─── Material ───

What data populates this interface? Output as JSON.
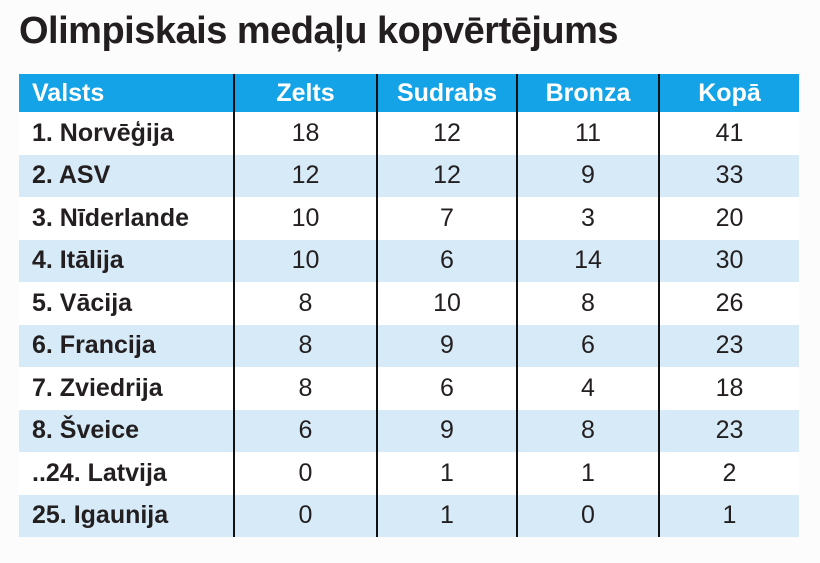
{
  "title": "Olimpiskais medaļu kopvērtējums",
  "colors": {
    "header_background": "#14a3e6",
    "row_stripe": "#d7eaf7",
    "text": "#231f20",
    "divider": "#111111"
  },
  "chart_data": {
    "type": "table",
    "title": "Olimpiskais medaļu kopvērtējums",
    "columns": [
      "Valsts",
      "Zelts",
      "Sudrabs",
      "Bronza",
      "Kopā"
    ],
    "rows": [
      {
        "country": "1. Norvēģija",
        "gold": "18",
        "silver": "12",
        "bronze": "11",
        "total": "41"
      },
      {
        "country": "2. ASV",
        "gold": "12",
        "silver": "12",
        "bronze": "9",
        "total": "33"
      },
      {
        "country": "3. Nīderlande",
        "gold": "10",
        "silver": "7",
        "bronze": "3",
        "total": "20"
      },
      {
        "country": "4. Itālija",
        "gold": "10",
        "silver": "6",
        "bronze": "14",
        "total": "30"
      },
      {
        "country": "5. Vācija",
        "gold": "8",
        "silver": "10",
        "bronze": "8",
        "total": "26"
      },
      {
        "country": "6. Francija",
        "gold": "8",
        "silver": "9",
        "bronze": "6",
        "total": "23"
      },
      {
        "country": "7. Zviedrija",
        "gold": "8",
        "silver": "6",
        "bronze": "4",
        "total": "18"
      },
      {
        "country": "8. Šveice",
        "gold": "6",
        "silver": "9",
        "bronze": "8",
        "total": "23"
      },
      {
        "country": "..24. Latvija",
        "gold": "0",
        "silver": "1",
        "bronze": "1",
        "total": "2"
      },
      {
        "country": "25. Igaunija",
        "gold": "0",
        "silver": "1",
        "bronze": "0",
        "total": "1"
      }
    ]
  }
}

───

• [What the exercise asks]: Word for word, quote the full listing, omitting every picture.

• [Written answer]:
What data populates this interface? Output as JSON.
{
  "title": "Olimpiskais medaļu kopvērtējums",
  "colors": {
    "header_background": "#14a3e6",
    "row_stripe": "#d7eaf7",
    "text": "#231f20",
    "divider": "#111111"
  },
  "chart_data": {
    "type": "table",
    "title": "Olimpiskais medaļu kopvērtējums",
    "columns": [
      "Valsts",
      "Zelts",
      "Sudrabs",
      "Bronza",
      "Kopā"
    ],
    "rows": [
      {
        "country": "1. Norvēģija",
        "gold": "18",
        "silver": "12",
        "bronze": "11",
        "total": "41"
      },
      {
        "country": "2. ASV",
        "gold": "12",
        "silver": "12",
        "bronze": "9",
        "total": "33"
      },
      {
        "country": "3. Nīderlande",
        "gold": "10",
        "silver": "7",
        "bronze": "3",
        "total": "20"
      },
      {
        "country": "4. Itālija",
        "gold": "10",
        "silver": "6",
        "bronze": "14",
        "total": "30"
      },
      {
        "country": "5. Vācija",
        "gold": "8",
        "silver": "10",
        "bronze": "8",
        "total": "26"
      },
      {
        "country": "6. Francija",
        "gold": "8",
        "silver": "9",
        "bronze": "6",
        "total": "23"
      },
      {
        "country": "7. Zviedrija",
        "gold": "8",
        "silver": "6",
        "bronze": "4",
        "total": "18"
      },
      {
        "country": "8. Šveice",
        "gold": "6",
        "silver": "9",
        "bronze": "8",
        "total": "23"
      },
      {
        "country": "..24. Latvija",
        "gold": "0",
        "silver": "1",
        "bronze": "1",
        "total": "2"
      },
      {
        "country": "25. Igaunija",
        "gold": "0",
        "silver": "1",
        "bronze": "0",
        "total": "1"
      }
    ]
  }
}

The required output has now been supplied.